• _Task statement_
Read the records and gather each line that includes "甲方作为AA公司的隐名投资人".

• _Data shown_
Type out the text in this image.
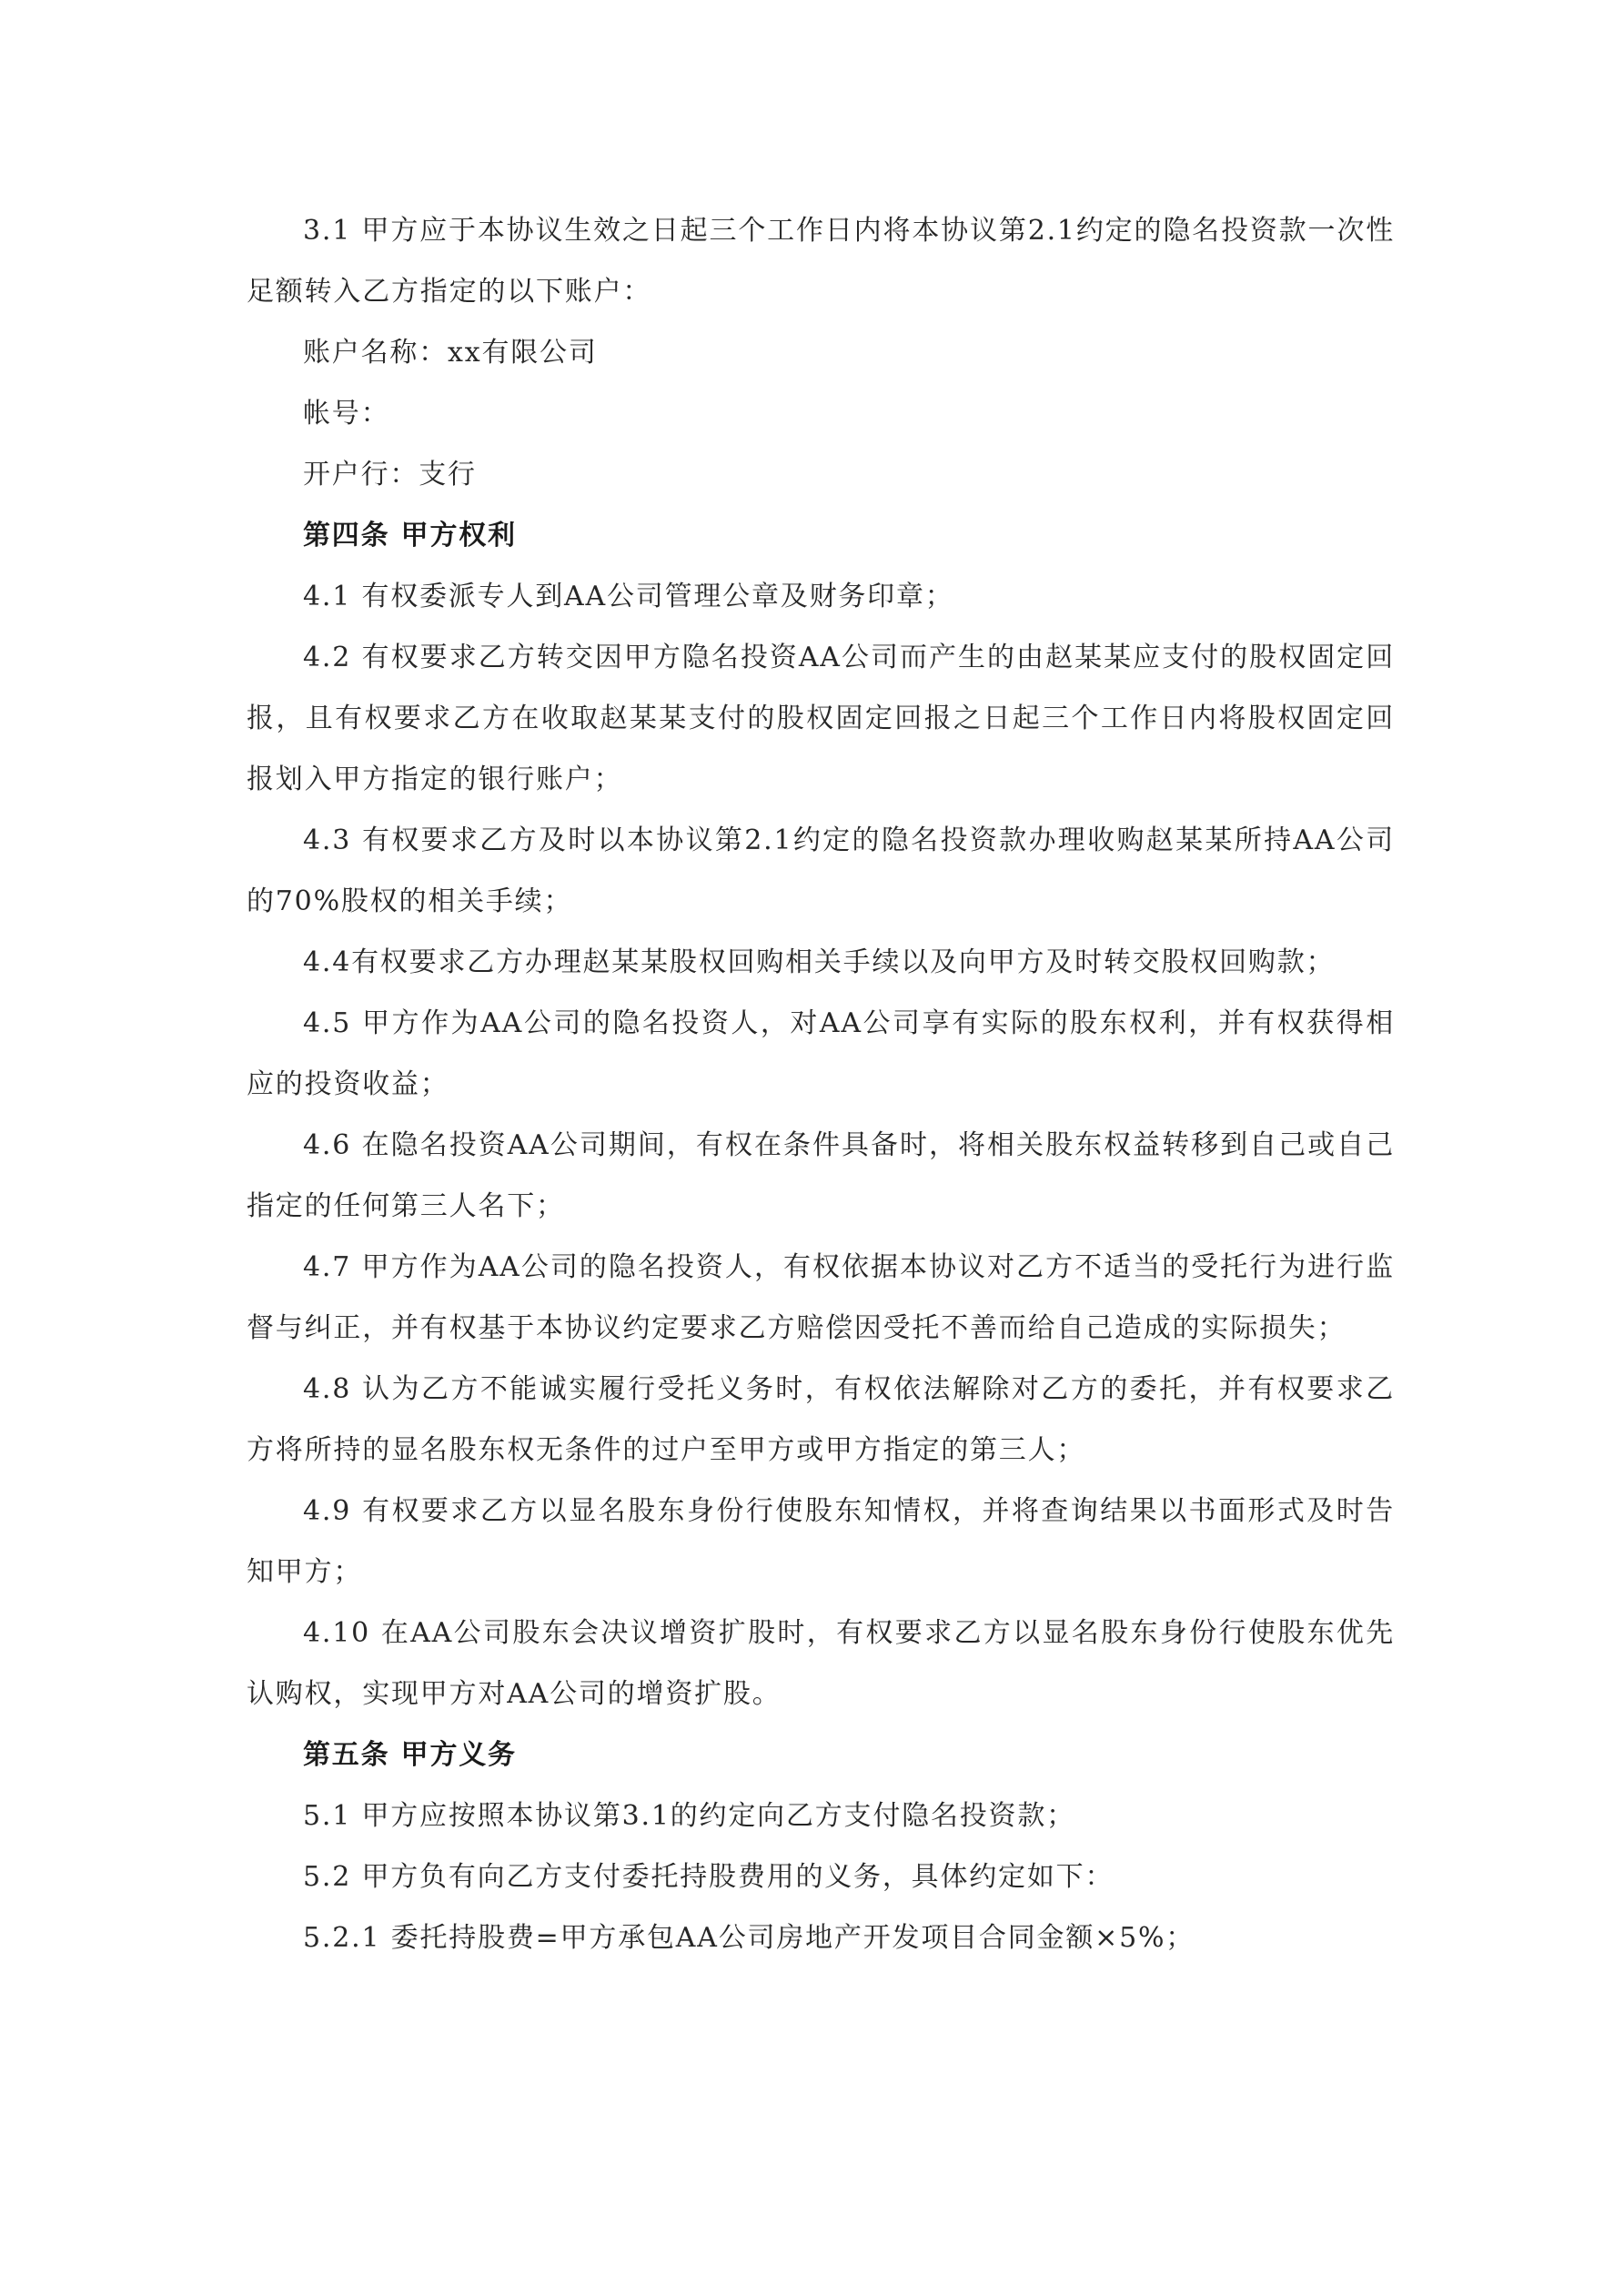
3.1 甲方应于本协议生效之日起三个工作日内将本协议第2.1约定的隐名投资款一次性足额转入乙方指定的以下账户：

账户名称：xx有限公司

帐号：

开户行：支行

第四条 甲方权利

4.1 有权委派专人到AA公司管理公章及财务印章；

4.2 有权要求乙方转交因甲方隐名投资AA公司而产生的由赵某某应支付的股权固定回报，且有权要求乙方在收取赵某某支付的股权固定回报之日起三个工作日内将股权固定回报划入甲方指定的银行账户；

4.3 有权要求乙方及时以本协议第2.1约定的隐名投资款办理收购赵某某所持AA公司的70%股权的相关手续；

4.4有权要求乙方办理赵某某股权回购相关手续以及向甲方及时转交股权回购款；

4.5 甲方作为AA公司的隐名投资人，对AA公司享有实际的股东权利，并有权获得相应的投资收益；

4.6 在隐名投资AA公司期间，有权在条件具备时，将相关股东权益转移到自己或自己指定的任何第三人名下；

4.7 甲方作为AA公司的隐名投资人，有权依据本协议对乙方不适当的受托行为进行监督与纠正，并有权基于本协议约定要求乙方赔偿因受托不善而给自己造成的实际损失；

4.8 认为乙方不能诚实履行受托义务时，有权依法解除对乙方的委托，并有权要求乙方将所持的显名股东权无条件的过户至甲方或甲方指定的第三人；

4.9 有权要求乙方以显名股东身份行使股东知情权，并将查询结果以书面形式及时告知甲方；

4.10 在AA公司股东会决议增资扩股时，有权要求乙方以显名股东身份行使股东优先认购权，实现甲方对AA公司的增资扩股。

第五条 甲方义务

5.1 甲方应按照本协议第3.1的约定向乙方支付隐名投资款；

5.2 甲方负有向乙方支付委托持股费用的义务，具体约定如下：

5.2.1 委托持股费=甲方承包AA公司房地产开发项目合同金额×5%；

• _Complete response_
4.5 甲方作为AA公司的隐名投资人，对AA公司享有实际的股东权利，并有权获得相应的投资收益；
4.7 甲方作为AA公司的隐名投资人，有权依据本协议对乙方不适当的受托行为进行监督与纠正，并有权基于本协议约定要求乙方赔偿因受托不善而给自己造成的实际损失；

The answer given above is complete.